President Donald Trump has signed into law a $1.5 trillion tax overhaul package. Trump touted the size of the tax cut, declaring to reporters in the Oval Office before he signed it Friday that "the numbers will speak."
Last week, Utah Senator Orrin Hatch stood on the White House lawn, opining that Donald Trump's presidency could be "the greatest presidency that we've seen, not only in generations, but maybe ever."
I beg to differ.
America has had its share of crooks (Warren G. Harding, Richard Nixon), bigots (Andrew Jackson, James Buchanan) and incompetents (Andrew Johnson, George W. Bush). But never before Donald Trump have we had a president who combined all of these nefarious qualities.
America's great good fortune was to begin with the opposite -- a superb moral leader. By June of 1775, when Congress appointed George Washington to command the nation's army, he had already "become a moral rallying post," as his biographer, Douglas Southall Freeman, described him, "the embodiment of the purpose, the patience and the determination necessary for the triumph of the revolutionary cause."
Washington won the war and then led the fledgling nation "by directness, by deference, and by manifest dedication to duty."
Some 240 years later, in the presidential campaign of 2016, candidate Trump was accused of failing to pay his income taxes. His response was "that makes me smart" -- thereby signaling to millions of Americans that paying taxes in full is not an obligation of citizenship.

» DATA SHOWN
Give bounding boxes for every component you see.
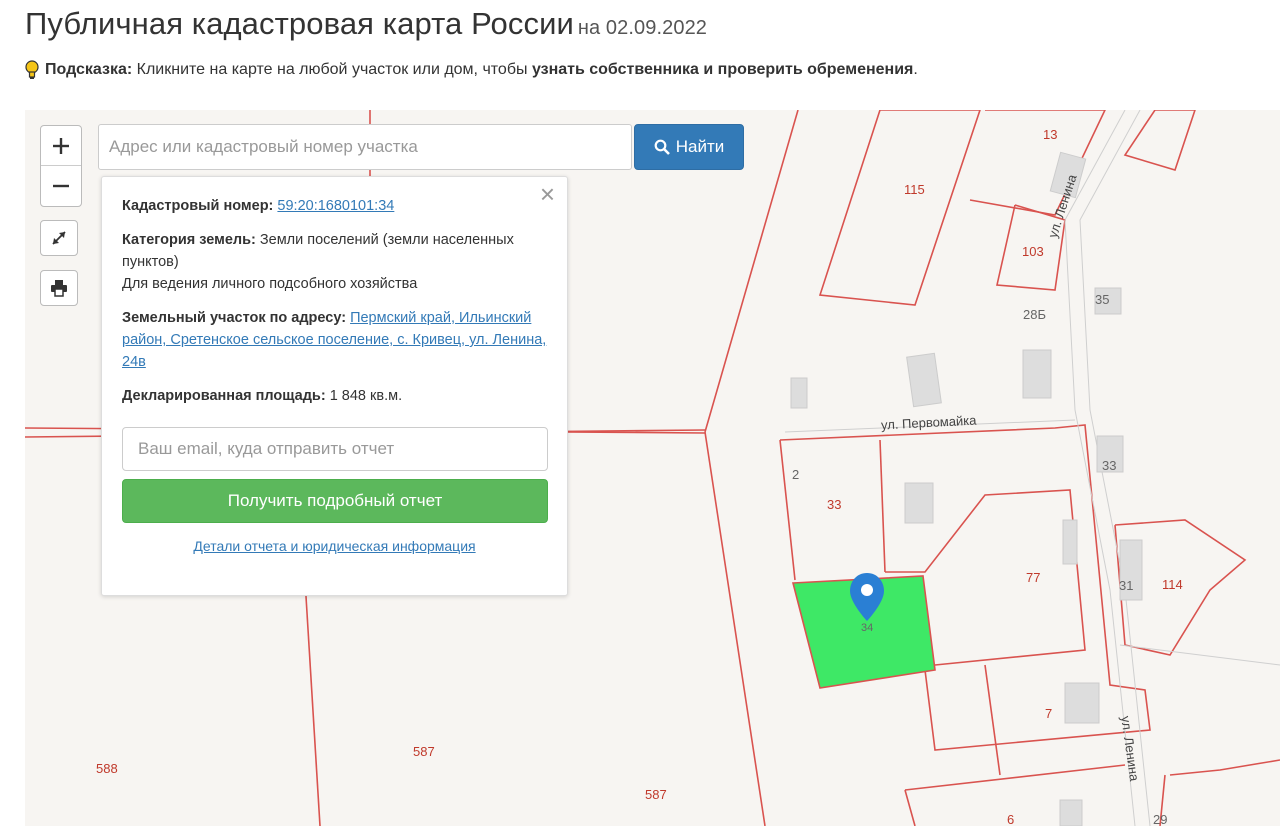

» EXERCISES
[1] In the commentary on Trump's presidency, what did Orrin Hatch say Trump's presidency could be?
[2] Summarize the commentary on Trump's presidency in two sentences.
[3] Write a continuation of the commentary on Trump's presidency, starting after its final sentence.
None of the data is needed for this work.

» RESULTS OF THE TASKS
[1] He said it could be "the greatest presidency that we've seen, not only in generations, but maybe ever."

[2] The commentary disputes Orrin Hatch's claim that Trump's presidency could be the greatest ever, arguing that Trump combines the crookedness, bigotry and incompetence found separately in earlier presidents. It contrasts him with George Washington, a superb moral leader, and cites Trump's 2016 reply to accusations of not paying income taxes, "that makes me smart," as signaling that paying taxes in full is not an obligation of citizenship.

[3]
Mr. Trump also boasted about giving money to politicians so they would do whatever he wanted. "When they call, I give. And you know what, when I need something from them two years later, three years later, I call them. They are there for me." In other words, it's perfectly OK for business leaders to pay off politicians, regardless of the effect on our democracy.
Mr. Trump sent another message by refusing to release his tax returns during the campaign or even after he took office, or to put his businesses into a blind trust to avoid conflicts of interest, and by his overt willingness to make money off his presidency by having foreign diplomats stay at his Washington hotel, and by promoting his various golf clubs.
These were not just ethical lapses. They directly undermined the common good by reducing the public's trust in the office of the president. As the New York Times editorial board put it in June 2017, "for Mr. Trump and his circle, what matters is not what's right but what you can get away with. In his White House, if you're avoiding the appearance of impropriety, you're not pushing the boundaries hard enough."
A president's most fundamental legal and moral responsibility is to uphold and protect our system of government. Mr. Trump has degraded that system.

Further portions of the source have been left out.